> Task to carry out
Nothing should be left out: output all of the entries exactly.

— begin —

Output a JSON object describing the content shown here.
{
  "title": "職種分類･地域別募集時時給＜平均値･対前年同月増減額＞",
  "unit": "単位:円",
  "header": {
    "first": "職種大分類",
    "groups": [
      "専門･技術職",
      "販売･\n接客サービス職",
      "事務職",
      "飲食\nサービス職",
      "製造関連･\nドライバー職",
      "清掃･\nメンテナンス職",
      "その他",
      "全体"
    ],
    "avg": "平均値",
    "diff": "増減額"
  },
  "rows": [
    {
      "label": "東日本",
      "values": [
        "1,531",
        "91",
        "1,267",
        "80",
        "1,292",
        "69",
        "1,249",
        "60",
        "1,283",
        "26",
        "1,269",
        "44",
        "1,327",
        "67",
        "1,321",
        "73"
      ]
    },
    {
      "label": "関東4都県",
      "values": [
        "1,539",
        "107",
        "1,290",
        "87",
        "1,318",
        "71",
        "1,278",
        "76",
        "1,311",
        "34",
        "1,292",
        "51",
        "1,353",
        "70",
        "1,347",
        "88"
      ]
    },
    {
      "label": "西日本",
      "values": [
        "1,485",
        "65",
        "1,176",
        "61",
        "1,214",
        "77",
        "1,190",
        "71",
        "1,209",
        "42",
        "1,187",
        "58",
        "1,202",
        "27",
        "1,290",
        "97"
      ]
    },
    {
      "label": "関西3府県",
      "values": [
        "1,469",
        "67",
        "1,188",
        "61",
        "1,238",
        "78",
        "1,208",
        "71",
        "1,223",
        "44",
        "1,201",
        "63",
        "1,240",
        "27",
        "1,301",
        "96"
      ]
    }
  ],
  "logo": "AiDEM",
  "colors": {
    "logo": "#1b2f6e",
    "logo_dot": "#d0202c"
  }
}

— end —

> Completed task
Output a JSON object describing the content shown here.
{
  "title": "職種分類･地域別募集時時給＜平均値･対前年同月増減額＞",
  "unit": "単位:円",
  "header": {
    "first": "職種大分類",
    "groups": [
      "専門･技術職",
      "販売･\n接客サービス職",
      "事務職",
      "飲食\nサービス職",
      "製造関連･\nドライバー職",
      "清掃･\nメンテナンス職",
      "その他",
      "全体"
    ],
    "avg": "平均値",
    "diff": "増減額"
  },
  "rows": [
    {
      "label": "東日本",
      "values": [
        "1,531",
        "91",
        "1,267",
        "80",
        "1,292",
        "69",
        "1,249",
        "60",
        "1,283",
        "26",
        "1,269",
        "44",
        "1,327",
        "67",
        "1,321",
        "73"
      ]
    },
    {
      "label": "関東4都県",
      "values": [
        "1,539",
        "107",
        "1,290",
        "87",
        "1,318",
        "71",
        "1,278",
        "76",
        "1,311",
        "34",
        "1,292",
        "51",
        "1,353",
        "70",
        "1,347",
        "88"
      ]
    },
    {
      "label": "西日本",
      "values": [
        "1,485",
        "65",
        "1,176",
        "61",
        "1,214",
        "77",
        "1,190",
        "71",
        "1,209",
        "42",
        "1,187",
        "58",
        "1,202",
        "27",
        "1,290",
        "97"
      ]
    },
    {
      "label": "関西3府県",
      "values": [
        "1,469",
        "67",
        "1,188",
        "61",
        "1,238",
        "78",
        "1,208",
        "71",
        "1,223",
        "44",
        "1,201",
        "63",
        "1,240",
        "27",
        "1,301",
        "96"
      ]
    }
  ],
  "logo": "AiDEM",
  "colors": {
    "logo": "#1b2f6e",
    "logo_dot": "#d0202c"
  }
}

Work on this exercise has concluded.